• Given problem:
Report how many lines contain the word "this", with no other text.

** START Source material **

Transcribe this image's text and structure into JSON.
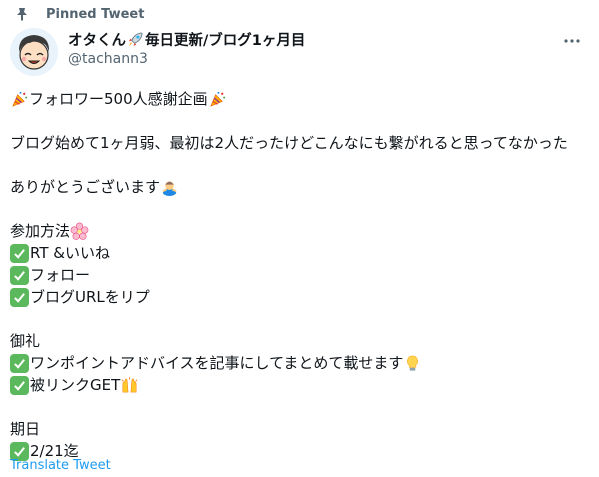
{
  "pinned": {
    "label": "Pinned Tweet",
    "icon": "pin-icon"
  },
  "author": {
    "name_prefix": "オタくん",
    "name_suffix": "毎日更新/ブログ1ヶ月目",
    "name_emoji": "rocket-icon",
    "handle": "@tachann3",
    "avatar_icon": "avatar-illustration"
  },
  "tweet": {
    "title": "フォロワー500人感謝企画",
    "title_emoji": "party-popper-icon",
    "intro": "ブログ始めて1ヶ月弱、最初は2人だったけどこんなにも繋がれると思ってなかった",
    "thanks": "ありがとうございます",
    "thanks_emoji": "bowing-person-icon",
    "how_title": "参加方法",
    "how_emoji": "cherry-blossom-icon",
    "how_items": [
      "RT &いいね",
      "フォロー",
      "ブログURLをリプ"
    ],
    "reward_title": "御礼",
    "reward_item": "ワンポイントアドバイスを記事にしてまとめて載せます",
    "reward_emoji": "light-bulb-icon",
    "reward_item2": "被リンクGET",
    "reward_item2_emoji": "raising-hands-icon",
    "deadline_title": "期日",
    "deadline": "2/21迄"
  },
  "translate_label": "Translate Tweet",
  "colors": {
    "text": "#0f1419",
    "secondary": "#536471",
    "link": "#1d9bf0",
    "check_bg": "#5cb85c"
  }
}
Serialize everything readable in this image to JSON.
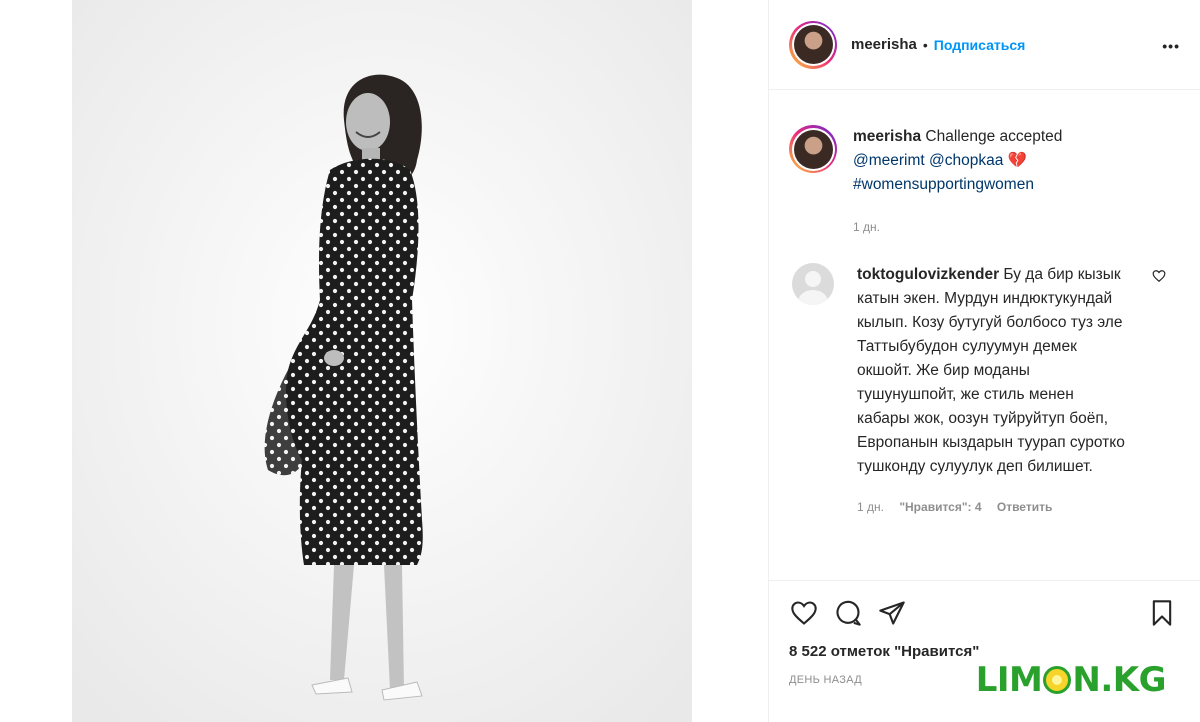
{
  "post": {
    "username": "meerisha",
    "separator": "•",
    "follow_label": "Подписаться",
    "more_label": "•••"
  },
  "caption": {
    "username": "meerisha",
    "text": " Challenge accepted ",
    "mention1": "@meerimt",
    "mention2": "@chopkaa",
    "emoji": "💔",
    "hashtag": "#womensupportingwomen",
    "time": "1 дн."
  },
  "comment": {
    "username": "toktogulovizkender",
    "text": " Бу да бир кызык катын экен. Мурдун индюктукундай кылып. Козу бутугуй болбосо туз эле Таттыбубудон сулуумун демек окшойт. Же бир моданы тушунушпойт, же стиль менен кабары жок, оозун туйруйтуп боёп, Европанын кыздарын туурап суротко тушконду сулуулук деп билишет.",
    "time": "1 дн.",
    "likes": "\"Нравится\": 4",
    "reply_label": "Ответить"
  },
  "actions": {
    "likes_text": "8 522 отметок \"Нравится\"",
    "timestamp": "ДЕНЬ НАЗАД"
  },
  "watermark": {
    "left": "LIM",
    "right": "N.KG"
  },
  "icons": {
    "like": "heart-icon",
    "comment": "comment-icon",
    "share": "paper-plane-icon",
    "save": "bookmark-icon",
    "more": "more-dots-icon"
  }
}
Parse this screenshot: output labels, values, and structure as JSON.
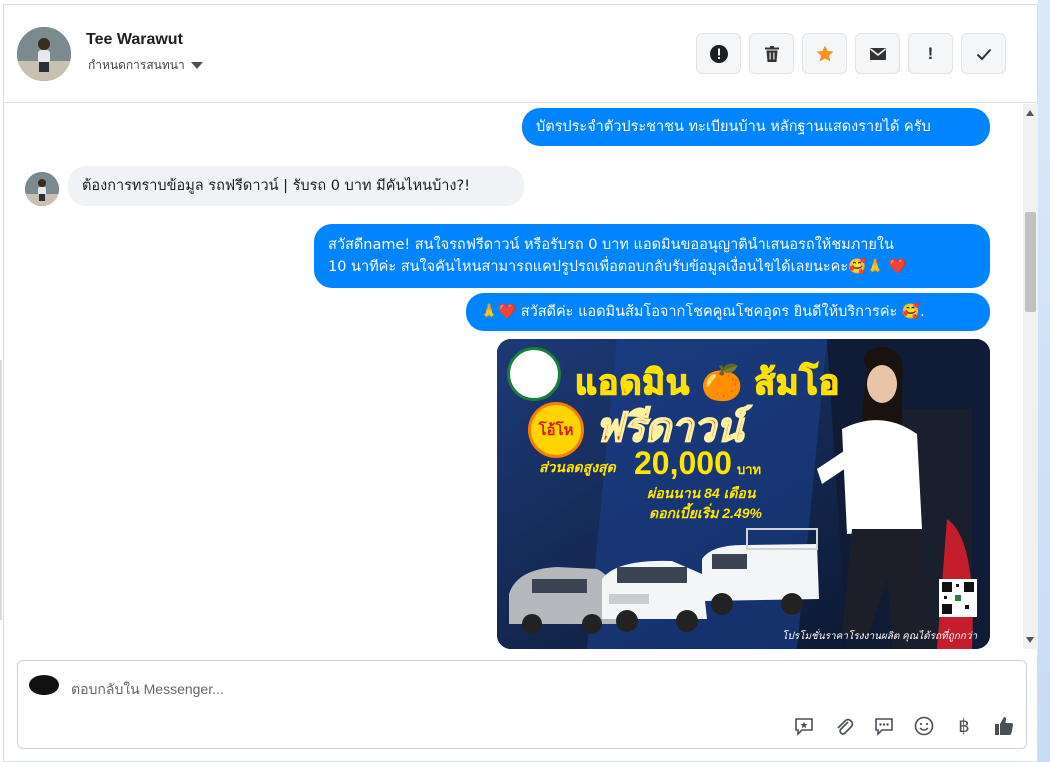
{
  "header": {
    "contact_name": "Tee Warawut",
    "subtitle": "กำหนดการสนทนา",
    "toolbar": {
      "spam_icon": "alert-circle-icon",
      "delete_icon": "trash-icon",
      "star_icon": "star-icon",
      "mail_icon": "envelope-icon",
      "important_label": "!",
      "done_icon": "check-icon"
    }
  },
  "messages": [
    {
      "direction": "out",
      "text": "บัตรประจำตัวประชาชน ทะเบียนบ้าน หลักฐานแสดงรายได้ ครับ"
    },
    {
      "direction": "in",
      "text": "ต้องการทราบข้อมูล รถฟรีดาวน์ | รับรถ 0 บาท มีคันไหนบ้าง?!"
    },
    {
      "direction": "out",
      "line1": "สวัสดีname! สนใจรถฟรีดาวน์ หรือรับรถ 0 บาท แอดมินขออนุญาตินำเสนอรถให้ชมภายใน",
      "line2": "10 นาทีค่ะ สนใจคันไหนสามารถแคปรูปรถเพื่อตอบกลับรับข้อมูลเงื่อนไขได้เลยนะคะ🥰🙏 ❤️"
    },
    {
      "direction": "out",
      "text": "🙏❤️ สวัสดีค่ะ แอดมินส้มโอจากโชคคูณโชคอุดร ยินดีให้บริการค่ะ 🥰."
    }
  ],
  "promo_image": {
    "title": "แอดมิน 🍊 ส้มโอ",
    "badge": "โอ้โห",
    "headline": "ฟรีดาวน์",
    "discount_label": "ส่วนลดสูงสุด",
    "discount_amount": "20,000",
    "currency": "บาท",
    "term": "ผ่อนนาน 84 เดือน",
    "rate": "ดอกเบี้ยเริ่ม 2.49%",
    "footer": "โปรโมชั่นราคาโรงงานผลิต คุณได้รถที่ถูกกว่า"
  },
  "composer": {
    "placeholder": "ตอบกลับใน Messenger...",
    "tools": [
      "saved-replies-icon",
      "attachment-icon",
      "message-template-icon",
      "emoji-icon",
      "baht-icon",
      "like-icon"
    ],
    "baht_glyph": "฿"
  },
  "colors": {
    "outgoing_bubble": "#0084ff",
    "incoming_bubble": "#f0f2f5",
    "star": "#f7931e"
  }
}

** END Source material **

• Answer to the exercise:
3